Requirements:
Copy out each line featuring the string "true" from the entries beneath.

Record excerpts:
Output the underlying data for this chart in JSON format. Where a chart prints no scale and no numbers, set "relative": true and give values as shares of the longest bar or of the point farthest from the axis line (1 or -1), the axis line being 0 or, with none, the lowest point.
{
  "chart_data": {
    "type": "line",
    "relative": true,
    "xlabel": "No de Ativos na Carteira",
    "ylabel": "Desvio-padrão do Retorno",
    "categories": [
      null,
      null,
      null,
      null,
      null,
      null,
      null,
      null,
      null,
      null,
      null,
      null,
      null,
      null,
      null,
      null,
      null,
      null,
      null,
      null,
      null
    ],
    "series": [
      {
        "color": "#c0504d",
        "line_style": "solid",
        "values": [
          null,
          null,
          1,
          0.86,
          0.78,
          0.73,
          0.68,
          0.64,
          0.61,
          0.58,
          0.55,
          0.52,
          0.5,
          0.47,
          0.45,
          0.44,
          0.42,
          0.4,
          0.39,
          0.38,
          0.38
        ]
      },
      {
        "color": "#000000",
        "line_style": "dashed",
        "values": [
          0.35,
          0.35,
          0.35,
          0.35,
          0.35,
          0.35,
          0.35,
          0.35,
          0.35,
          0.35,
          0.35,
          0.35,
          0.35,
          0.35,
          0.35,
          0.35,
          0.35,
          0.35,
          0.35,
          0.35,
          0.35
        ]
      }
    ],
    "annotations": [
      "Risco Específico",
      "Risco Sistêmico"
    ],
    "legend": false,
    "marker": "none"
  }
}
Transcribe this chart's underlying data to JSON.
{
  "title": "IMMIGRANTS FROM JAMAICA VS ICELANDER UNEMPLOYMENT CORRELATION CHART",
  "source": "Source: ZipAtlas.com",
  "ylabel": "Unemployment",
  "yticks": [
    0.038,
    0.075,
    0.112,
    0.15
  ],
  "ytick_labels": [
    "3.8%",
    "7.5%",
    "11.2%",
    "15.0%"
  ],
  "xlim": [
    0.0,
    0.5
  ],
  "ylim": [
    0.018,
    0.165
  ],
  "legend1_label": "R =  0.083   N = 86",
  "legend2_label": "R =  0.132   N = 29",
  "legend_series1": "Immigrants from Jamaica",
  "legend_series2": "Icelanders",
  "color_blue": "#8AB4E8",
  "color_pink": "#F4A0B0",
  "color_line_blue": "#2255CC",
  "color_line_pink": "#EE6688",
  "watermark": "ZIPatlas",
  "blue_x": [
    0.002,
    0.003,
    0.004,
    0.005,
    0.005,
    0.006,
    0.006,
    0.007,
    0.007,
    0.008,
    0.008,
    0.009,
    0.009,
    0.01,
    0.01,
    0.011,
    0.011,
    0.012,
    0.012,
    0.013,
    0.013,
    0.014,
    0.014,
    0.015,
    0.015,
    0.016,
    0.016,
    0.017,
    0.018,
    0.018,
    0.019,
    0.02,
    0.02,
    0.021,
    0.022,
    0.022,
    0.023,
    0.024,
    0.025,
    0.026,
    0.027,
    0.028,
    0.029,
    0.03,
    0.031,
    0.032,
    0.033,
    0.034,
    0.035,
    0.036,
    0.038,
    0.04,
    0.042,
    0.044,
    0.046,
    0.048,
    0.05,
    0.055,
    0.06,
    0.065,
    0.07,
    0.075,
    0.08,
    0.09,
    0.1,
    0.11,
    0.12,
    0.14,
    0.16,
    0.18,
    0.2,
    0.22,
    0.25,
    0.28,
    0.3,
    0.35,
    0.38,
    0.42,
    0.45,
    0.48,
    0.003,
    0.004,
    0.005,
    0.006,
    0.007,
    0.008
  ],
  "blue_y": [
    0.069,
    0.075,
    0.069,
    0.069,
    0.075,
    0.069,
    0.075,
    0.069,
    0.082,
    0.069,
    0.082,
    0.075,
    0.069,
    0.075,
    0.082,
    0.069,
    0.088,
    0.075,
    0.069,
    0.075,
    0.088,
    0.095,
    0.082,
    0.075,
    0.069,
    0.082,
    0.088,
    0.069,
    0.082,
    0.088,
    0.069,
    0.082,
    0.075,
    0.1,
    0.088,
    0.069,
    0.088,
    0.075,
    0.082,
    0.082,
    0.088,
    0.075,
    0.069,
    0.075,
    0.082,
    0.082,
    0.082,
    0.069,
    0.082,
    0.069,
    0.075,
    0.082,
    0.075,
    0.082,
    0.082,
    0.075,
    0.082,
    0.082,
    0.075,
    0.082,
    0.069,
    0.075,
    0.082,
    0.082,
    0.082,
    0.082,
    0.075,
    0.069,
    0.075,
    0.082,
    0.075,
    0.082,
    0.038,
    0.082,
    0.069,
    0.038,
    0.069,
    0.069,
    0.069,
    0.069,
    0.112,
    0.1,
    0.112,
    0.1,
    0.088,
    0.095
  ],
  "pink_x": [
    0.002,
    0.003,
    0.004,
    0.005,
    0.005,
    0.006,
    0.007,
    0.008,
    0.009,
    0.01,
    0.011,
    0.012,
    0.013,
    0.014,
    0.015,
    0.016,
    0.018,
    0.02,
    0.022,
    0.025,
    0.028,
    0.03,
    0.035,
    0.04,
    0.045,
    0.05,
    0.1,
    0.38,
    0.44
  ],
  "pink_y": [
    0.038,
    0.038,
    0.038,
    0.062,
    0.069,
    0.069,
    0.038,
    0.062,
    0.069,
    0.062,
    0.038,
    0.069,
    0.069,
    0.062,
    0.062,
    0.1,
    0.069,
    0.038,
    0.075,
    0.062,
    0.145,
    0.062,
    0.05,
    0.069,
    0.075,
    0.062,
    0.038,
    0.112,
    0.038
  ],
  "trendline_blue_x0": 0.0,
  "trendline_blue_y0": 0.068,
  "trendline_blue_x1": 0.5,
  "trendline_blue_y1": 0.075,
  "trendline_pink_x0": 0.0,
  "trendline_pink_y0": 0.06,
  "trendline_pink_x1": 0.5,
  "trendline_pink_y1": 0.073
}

Worked solution:
Output the underlying data for this chart in JSON format. Where a chart prints no scale and no numbers, set "relative": true and give values as shares of the longest bar or of the point farthest from the axis line (1 or -1), the axis line being 0 or, with none, the lowest point.
    "relative": true,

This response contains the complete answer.